Excerpt provided –
I don’t understand how I got to this place. I have feelings of extreme sadness that are accompanied by a broken heart. That doesn’t make any sense to me. How can my heart be broken by him? But to me, that answer is easy. I am crushed because I am accepting and realizing the fact that the man I fell in love with; the man I was sure would save me, is the same man who wanted to destroy me.
The sweet guy was just that – sweet. He was caring and loving toward me. His touch was gentle and his smile was kind. I felt safe in his arms … even loved. The first time the asshole disappeared and the sweet man came forward, I felt relieved. He saved me from that asshole and the pain that he brought. As we sat on the couch, his kiss was light, even intriguing. It lured me in and I was hooked. I was intoxicated there in his embrace, feeling his mouth all over my body, getting drunk on the pleasure he was bringing me. We made love on the couch and it was incredible. His kisses were powerful yet gentle, deep yet passionate. There’s no way this man is the same man who hurt me. No way the sweet man is anything like the asshole.
The sweet man comforted me in a way that only someone with a soul could. He cleaned me up time after time when the asshole was finished with me for the moment. He whispered calming words of encouragement into my ear as he held me and I cried. He kissed me and held me and I felt loved. That is, until the asshole made his appearance.The asshole was different from the sweet man in every way. The asshole had evil in his eyes. His facial features changed. His lips were persed together tightly, his shoulders and arms ridged and angry. He watched me with judgement and condemnation, just waiting for the moment to punish me. There was absolutely nothing loving or nurturing about the asshole. He was all business all the time … He had no soul to tell him otherwise.
The pain that the asshole brought was real and physical during that time, but the emotional pain that was left from the sweet man is what is hardest. The broken heart and feeling of emptiness and questions of a relationship ended are what haunt me now. The images of the beatings and rape are no longer terrifying. Yes of course they are not fun to “watch”, but I am no longer paralyzed by fear. I am instead left with questions as to why the sweet man left me. Where is he?
My newest task is trying to make the truth a reality in my mind. I have to retrain my brain to see the asshole and the sweet man as the same person instead of two separate people. That is much easier said than done. How do you replace someone so important in your mind? Part of me is afraid to do this – afraid that the sweet man will in fact be gone forever. How do you say goodbye to someone you love? It sucks. The other part of me is frustrated as hell. I know that the sweet man is an act. He is a character in a play that was used to merely control me and make me obedient. He wasn’t real. None of it was real. That too, feels like a blow to the stomach. Like dating someone and falling in love and then learning they are married themselves with a family of their own – you look and feel foolish, devastated, and angry at yourself for falling for such a cheap trick. Is my intuition really that broken?
Trying to retrain my brain is difficult, in that making it see that the two people were in face one and the same, I have to replay scene after scene. Not only do I have to replay it in my head, but I have to watch it, pause it, consciously make an effort to evaluate it, replace the sweet guy with the asshole, and then feel everything in that scene all over again. The shame, guilt and pain all return, twofold. Perhaps it would have been better to have dealt with all of this way back when, but I wasn’t ready. I’m not always sure I am ready now … but ready or not, I’m determined to win. RIP sweet man.

Page segmentation data –
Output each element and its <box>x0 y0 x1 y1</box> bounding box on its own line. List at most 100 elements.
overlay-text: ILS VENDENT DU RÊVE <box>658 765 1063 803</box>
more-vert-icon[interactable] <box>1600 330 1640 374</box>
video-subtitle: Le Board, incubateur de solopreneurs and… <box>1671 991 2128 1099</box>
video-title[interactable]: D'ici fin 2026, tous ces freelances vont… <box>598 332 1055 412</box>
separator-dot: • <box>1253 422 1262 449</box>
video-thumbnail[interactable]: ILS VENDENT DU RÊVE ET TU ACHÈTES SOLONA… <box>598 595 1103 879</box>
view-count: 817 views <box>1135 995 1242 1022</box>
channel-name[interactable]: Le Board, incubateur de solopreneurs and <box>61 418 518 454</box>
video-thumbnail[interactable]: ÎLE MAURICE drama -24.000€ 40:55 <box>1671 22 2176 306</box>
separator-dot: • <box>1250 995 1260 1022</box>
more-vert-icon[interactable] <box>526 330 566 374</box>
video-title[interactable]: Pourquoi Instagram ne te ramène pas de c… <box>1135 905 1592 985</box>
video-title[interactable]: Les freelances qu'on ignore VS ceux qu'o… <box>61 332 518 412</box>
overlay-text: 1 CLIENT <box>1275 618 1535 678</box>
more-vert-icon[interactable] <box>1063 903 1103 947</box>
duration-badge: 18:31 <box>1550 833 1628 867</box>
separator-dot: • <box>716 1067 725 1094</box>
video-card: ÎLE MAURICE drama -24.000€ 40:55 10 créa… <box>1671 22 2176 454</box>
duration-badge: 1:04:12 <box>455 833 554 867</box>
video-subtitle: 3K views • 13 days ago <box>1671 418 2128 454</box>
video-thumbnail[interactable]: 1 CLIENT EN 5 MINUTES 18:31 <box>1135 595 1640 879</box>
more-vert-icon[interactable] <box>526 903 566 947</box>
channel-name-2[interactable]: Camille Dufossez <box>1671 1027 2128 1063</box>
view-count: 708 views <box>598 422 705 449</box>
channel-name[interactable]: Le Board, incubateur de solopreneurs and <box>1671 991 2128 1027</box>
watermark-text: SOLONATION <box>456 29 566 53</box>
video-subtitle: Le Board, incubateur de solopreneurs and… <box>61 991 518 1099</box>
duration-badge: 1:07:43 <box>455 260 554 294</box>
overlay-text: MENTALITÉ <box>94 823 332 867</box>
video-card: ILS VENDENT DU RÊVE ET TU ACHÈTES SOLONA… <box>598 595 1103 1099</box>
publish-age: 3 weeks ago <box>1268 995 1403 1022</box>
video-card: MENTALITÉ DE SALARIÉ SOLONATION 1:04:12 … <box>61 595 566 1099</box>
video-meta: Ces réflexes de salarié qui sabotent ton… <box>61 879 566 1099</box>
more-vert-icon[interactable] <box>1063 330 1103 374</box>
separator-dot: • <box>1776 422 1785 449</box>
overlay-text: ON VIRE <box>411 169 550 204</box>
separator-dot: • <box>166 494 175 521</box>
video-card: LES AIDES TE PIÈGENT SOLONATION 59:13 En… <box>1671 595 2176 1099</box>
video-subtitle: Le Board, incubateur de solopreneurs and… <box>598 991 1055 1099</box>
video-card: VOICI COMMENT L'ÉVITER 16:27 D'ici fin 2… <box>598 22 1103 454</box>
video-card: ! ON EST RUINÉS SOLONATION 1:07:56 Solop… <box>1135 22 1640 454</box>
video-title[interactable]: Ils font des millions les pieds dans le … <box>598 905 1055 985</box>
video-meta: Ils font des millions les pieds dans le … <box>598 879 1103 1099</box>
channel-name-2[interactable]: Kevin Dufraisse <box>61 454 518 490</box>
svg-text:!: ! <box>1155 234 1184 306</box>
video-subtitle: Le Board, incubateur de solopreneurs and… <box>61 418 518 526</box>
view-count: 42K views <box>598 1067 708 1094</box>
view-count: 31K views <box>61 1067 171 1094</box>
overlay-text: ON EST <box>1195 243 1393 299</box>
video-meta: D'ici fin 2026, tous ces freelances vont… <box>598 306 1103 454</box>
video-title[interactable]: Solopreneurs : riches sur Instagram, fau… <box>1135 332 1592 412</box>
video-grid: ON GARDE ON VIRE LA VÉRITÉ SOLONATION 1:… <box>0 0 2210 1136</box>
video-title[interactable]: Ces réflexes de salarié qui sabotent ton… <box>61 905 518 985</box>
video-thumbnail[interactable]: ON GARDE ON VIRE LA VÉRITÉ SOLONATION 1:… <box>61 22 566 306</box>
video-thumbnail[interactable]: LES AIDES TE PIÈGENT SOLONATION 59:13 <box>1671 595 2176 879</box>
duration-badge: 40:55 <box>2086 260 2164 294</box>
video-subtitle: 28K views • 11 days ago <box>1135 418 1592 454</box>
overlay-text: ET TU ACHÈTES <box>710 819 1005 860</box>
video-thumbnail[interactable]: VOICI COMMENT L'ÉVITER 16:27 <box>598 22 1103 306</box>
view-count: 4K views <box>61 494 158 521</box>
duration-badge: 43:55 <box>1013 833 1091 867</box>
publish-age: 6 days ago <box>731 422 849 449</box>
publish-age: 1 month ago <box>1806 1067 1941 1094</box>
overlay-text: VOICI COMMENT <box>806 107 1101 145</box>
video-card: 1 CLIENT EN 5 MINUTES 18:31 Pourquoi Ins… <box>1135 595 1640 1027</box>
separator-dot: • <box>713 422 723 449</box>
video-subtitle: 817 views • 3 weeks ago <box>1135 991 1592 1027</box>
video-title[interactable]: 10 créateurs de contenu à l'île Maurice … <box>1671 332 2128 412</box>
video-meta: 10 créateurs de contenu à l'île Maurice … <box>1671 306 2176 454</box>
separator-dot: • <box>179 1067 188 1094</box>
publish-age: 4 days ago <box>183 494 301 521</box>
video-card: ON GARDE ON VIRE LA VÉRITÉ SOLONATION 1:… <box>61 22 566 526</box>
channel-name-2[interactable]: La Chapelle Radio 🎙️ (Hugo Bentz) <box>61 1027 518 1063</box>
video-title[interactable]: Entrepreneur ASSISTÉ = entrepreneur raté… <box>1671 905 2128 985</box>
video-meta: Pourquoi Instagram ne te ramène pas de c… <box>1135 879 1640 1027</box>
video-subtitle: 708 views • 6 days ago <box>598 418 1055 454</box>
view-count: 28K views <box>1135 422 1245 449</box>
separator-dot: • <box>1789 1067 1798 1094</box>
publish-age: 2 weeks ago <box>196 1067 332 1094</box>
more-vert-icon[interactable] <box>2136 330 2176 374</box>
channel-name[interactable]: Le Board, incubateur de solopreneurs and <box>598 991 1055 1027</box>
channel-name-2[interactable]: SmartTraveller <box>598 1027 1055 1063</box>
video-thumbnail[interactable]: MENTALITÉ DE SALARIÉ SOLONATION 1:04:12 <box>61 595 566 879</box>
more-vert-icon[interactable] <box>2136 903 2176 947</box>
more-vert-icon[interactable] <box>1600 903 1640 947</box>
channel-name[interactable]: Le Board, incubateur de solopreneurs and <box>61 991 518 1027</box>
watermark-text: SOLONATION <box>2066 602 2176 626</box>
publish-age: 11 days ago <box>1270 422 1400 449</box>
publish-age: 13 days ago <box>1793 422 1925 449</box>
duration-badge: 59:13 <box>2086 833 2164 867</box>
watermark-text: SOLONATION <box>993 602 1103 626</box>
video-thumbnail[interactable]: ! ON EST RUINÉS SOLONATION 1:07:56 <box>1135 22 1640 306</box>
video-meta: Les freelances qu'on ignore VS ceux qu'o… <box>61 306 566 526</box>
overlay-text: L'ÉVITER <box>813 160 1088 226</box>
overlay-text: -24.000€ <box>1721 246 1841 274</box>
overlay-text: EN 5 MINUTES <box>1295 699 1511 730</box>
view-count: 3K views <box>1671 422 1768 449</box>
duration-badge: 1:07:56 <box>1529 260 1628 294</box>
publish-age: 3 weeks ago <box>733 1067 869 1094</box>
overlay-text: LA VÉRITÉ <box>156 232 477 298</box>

Work request 1 –
Answer these questions about the personal essay:
(a) Where did the writer and the sweet man make love?
(b) What did the sweet man whisper into the writer's ear while holding the writer?
(c) What does the writer say the sweet man, as a character in a play, was used to do?
Work request 2 – Quote the personal essay between "The sweet man comforted" and "tell him otherwise.", inclusive.

Exercise result 1 –
(a) On the couch.
(b) Calming words of encouragement.
(c) To control the writer and make the writer obedient.

Exercise result 2 –
The sweet man comforted me in a way that only someone with a soul could. He cleaned me up time after time when the asshole was finished with me for the moment. He whispered calming words of encouragement into my ear as he held me and I cried. He kissed me and held me and I felt loved. That is, until the asshole made his appearance.The asshole was different from the sweet man in every way. The asshole had evil in his eyes. His facial features changed. His lips were persed together tightly, his shoulders and arms ridged and angry. He watched me with judgement and condemnation, just waiting for the moment to punish me. There was absolutely nothing loving or nurturing about the asshole. He was all business all the time … He had no soul to tell him otherwise.